# WHAT TO PRODUCE:
Without including any images, reproduce each entry exactly.

# RECORDS TO PROCESS:
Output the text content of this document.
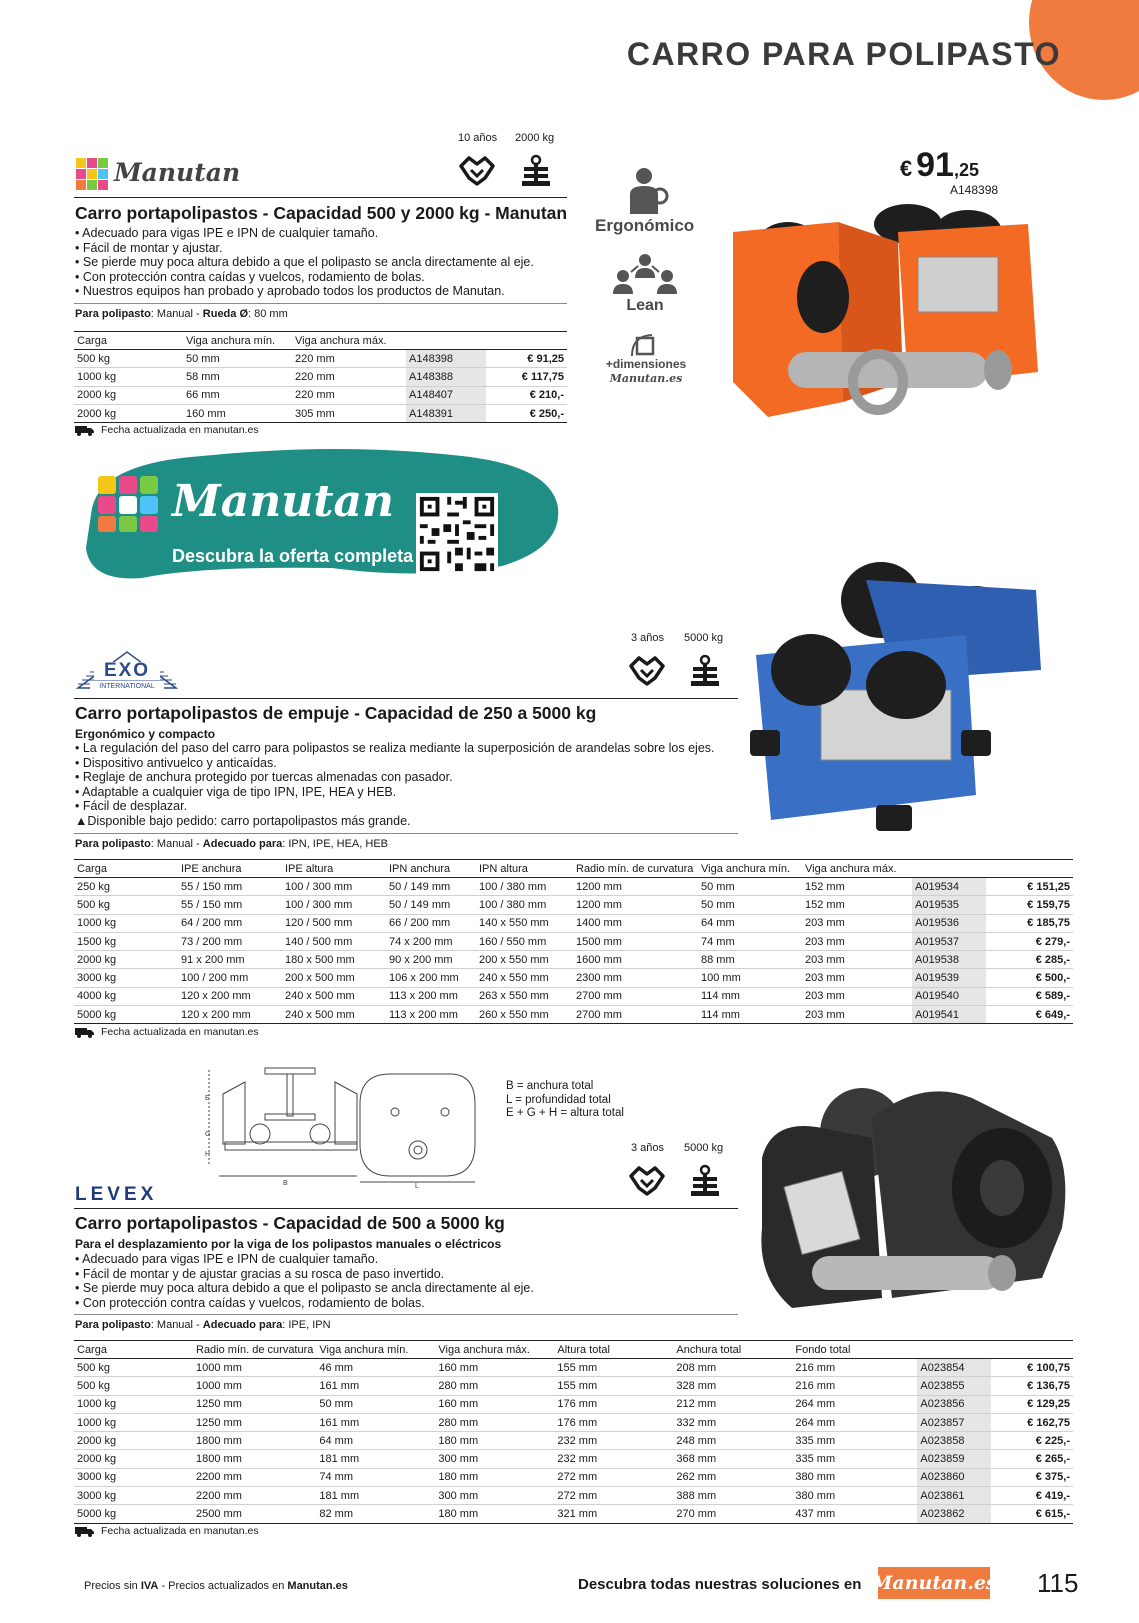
CARRO PARA POLIPASTO
Manutan
10 años 2000 kg
Carro portapolipastos - Capacidad 500 y 2000 kg - Manutan
• Adecuado para vigas IPE e IPN de cualquier tamaño.
• Fácil de montar y ajustar.
• Se pierde muy poca altura debido a que el polipasto se ancla directamente al eje.
• Con protección contra caídas y vuelcos, rodamiento de bolas.
• Nuestros equipos han probado y aprobado todos los productos de Manutan.
Para polipasto: Manual - Rueda Ø: 80 mm
Carga	Viga anchura mín.	Viga anchura máx.		
500 kg	50 mm	220 mm	A148398	€ 91,25
1000 kg	58 mm	220 mm	A148388	€ 117,75
2000 kg	66 mm	220 mm	A148407	€ 210,-
2000 kg	160 mm	305 mm	A148391	€ 250,-
Fecha actualizada en manutan.es
Ergonómico
Lean
+dimensiones
Manutan.es
€ 91,25
A148398
Manutan
Descubra la oferta completa
EXO
INTERNATIONAL
3 años 5000 kg
Carro portapolipastos de empuje - Capacidad de 250 a 5000 kg
Ergonómico y compacto
• La regulación del paso del carro para polipastos se realiza mediante la superposición de arandelas sobre los ejes.
• Dispositivo antivuelco y anticaídas.
• Reglaje de anchura protegido por tuercas almenadas con pasador.
• Adaptable a cualquier viga de tipo IPN, IPE, HEA y HEB.
• Fácil de desplazar.
▲ Disponible bajo pedido: carro portapolipastos más grande.
Para polipasto: Manual - Adecuado para: IPN, IPE, HEA, HEB
Carga	IPE anchura	IPE altura	IPN anchura	IPN altura	Radio mín. de curvatura	Viga anchura mín.	Viga anchura máx.		
250 kg	55 / 150 mm	100 / 300 mm	50 / 149 mm	100 / 380 mm	1200 mm	50 mm	152 mm	A019534	€ 151,25
500 kg	55 / 150 mm	100 / 300 mm	50 / 149 mm	100 / 380 mm	1200 mm	50 mm	152 mm	A019535	€ 159,75
1000 kg	64 / 200 mm	120 / 500 mm	66 / 200 mm	140 x 550 mm	1400 mm	64 mm	203 mm	A019536	€ 185,75
1500 kg	73 / 200 mm	140 / 500 mm	74 x 200 mm	160 / 550 mm	1500 mm	74 mm	203 mm	A019537	€ 279,-
2000 kg	91 x 200 mm	180 x 500 mm	90 x 200 mm	200 x 550 mm	1600 mm	88 mm	203 mm	A019538	€ 285,-
3000 kg	100 / 200 mm	200 x 500 mm	106 x 200 mm	240 x 550 mm	2300 mm	100 mm	203 mm	A019539	€ 500,-
4000 kg	120 x 200 mm	240 x 500 mm	113 x 200 mm	263 x 550 mm	2700 mm	114 mm	203 mm	A019540	€ 589,-
5000 kg	120 x 200 mm	240 x 500 mm	113 x 200 mm	260 x 550 mm	2700 mm	114 mm	203 mm	A019541	€ 649,-
Fecha actualizada en manutan.es
E
G
H
B	L
B = anchura total
L = profundidad total
E + G + H = altura total
LEVEX
3 años 5000 kg
Carro portapolipastos - Capacidad de 500 a 5000 kg
Para el desplazamiento por la viga de los polipastos manuales o eléctricos
• Adecuado para vigas IPE e IPN de cualquier tamaño.
• Fácil de montar y de ajustar gracias a su rosca de paso invertido.
• Se pierde muy poca altura debido a que el polipasto se ancla directamente al eje.
• Con protección contra caídas y vuelcos, rodamiento de bolas.
Para polipasto: Manual - Adecuado para: IPE, IPN
Carga	Radio mín. de curvatura	Viga anchura mín.	Viga anchura máx.	Altura total	Anchura total	Fondo total		
500 kg	1000 mm	46 mm	160 mm	155 mm	208 mm	216 mm	A023854	€ 100,75
500 kg	1000 mm	161 mm	280 mm	155 mm	328 mm	216 mm	A023855	€ 136,75
1000 kg	1250 mm	50 mm	160 mm	176 mm	212 mm	264 mm	A023856	€ 129,25
1000 kg	1250 mm	161 mm	280 mm	176 mm	332 mm	264 mm	A023857	€ 162,75
2000 kg	1800 mm	64 mm	180 mm	232 mm	248 mm	335 mm	A023858	€ 225,-
2000 kg	1800 mm	181 mm	300 mm	232 mm	368 mm	335 mm	A023859	€ 265,-
3000 kg	2200 mm	74 mm	180 mm	272 mm	262 mm	380 mm	A023860	€ 375,-
3000 kg	2200 mm	181 mm	300 mm	272 mm	388 mm	380 mm	A023861	€ 419,-
5000 kg	2500 mm	82 mm	180 mm	321 mm	270 mm	437 mm	A023862	€ 615,-
Fecha actualizada en manutan.es
Precios sin IVA - Precios actualizados en Manutan.es	Descubra todas nuestras soluciones en Manutan.es 115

# FULL OUTPUT:
Output the text content of this document.
CARRO PARA POLIPASTO
Manutan
10 años 2000 kg
Carro portapolipastos - Capacidad 500 y 2000 kg - Manutan
• Adecuado para vigas IPE e IPN de cualquier tamaño.
• Fácil de montar y ajustar.
• Se pierde muy poca altura debido a que el polipasto se ancla directamente al eje.
• Con protección contra caídas y vuelcos, rodamiento de bolas.
• Nuestros equipos han probado y aprobado todos los productos de Manutan.
Para polipasto: Manual - Rueda Ø: 80 mm
Carga	Viga anchura mín.	Viga anchura máx.		
500 kg	50 mm	220 mm	A148398	€ 91,25
1000 kg	58 mm	220 mm	A148388	€ 117,75
2000 kg	66 mm	220 mm	A148407	€ 210,-
2000 kg	160 mm	305 mm	A148391	€ 250,-
Fecha actualizada en manutan.es
Ergonómico
Lean
+dimensiones
Manutan.es
€ 91,25
A148398
Manutan
Descubra la oferta completa
EXO
INTERNATIONAL
3 años 5000 kg
Carro portapolipastos de empuje - Capacidad de 250 a 5000 kg
Ergonómico y compacto
• La regulación del paso del carro para polipastos se realiza mediante la superposición de arandelas sobre los ejes.
• Dispositivo antivuelco y anticaídas.
• Reglaje de anchura protegido por tuercas almenadas con pasador.
• Adaptable a cualquier viga de tipo IPN, IPE, HEA y HEB.
• Fácil de desplazar.
▲ Disponible bajo pedido: carro portapolipastos más grande.
Para polipasto: Manual - Adecuado para: IPN, IPE, HEA, HEB
Carga	IPE anchura	IPE altura	IPN anchura	IPN altura	Radio mín. de curvatura	Viga anchura mín.	Viga anchura máx.		
250 kg	55 / 150 mm	100 / 300 mm	50 / 149 mm	100 / 380 mm	1200 mm	50 mm	152 mm	A019534	€ 151,25
500 kg	55 / 150 mm	100 / 300 mm	50 / 149 mm	100 / 380 mm	1200 mm	50 mm	152 mm	A019535	€ 159,75
1000 kg	64 / 200 mm	120 / 500 mm	66 / 200 mm	140 x 550 mm	1400 mm	64 mm	203 mm	A019536	€ 185,75
1500 kg	73 / 200 mm	140 / 500 mm	74 x 200 mm	160 / 550 mm	1500 mm	74 mm	203 mm	A019537	€ 279,-
2000 kg	91 x 200 mm	180 x 500 mm	90 x 200 mm	200 x 550 mm	1600 mm	88 mm	203 mm	A019538	€ 285,-
3000 kg	100 / 200 mm	200 x 500 mm	106 x 200 mm	240 x 550 mm	2300 mm	100 mm	203 mm	A019539	€ 500,-
4000 kg	120 x 200 mm	240 x 500 mm	113 x 200 mm	263 x 550 mm	2700 mm	114 mm	203 mm	A019540	€ 589,-
5000 kg	120 x 200 mm	240 x 500 mm	113 x 200 mm	260 x 550 mm	2700 mm	114 mm	203 mm	A019541	€ 649,-
Fecha actualizada en manutan.es
E
G
H
B	L
B = anchura total
L = profundidad total
E + G + H = altura total
LEVEX
3 años 5000 kg
Carro portapolipastos - Capacidad de 500 a 5000 kg
Para el desplazamiento por la viga de los polipastos manuales o eléctricos
• Adecuado para vigas IPE e IPN de cualquier tamaño.
• Fácil de montar y de ajustar gracias a su rosca de paso invertido.
• Se pierde muy poca altura debido a que el polipasto se ancla directamente al eje.
• Con protección contra caídas y vuelcos, rodamiento de bolas.
Para polipasto: Manual - Adecuado para: IPE, IPN
Carga	Radio mín. de curvatura	Viga anchura mín.	Viga anchura máx.	Altura total	Anchura total	Fondo total		
500 kg	1000 mm	46 mm	160 mm	155 mm	208 mm	216 mm	A023854	€ 100,75
500 kg	1000 mm	161 mm	280 mm	155 mm	328 mm	216 mm	A023855	€ 136,75
1000 kg	1250 mm	50 mm	160 mm	176 mm	212 mm	264 mm	A023856	€ 129,25
1000 kg	1250 mm	161 mm	280 mm	176 mm	332 mm	264 mm	A023857	€ 162,75
2000 kg	1800 mm	64 mm	180 mm	232 mm	248 mm	335 mm	A023858	€ 225,-
2000 kg	1800 mm	181 mm	300 mm	232 mm	368 mm	335 mm	A023859	€ 265,-
3000 kg	2200 mm	74 mm	180 mm	272 mm	262 mm	380 mm	A023860	€ 375,-
3000 kg	2200 mm	181 mm	300 mm	272 mm	388 mm	380 mm	A023861	€ 419,-
5000 kg	2500 mm	82 mm	180 mm	321 mm	270 mm	437 mm	A023862	€ 615,-
Fecha actualizada en manutan.es
Precios sin IVA - Precios actualizados en Manutan.es	Descubra todas nuestras soluciones en Manutan.es 115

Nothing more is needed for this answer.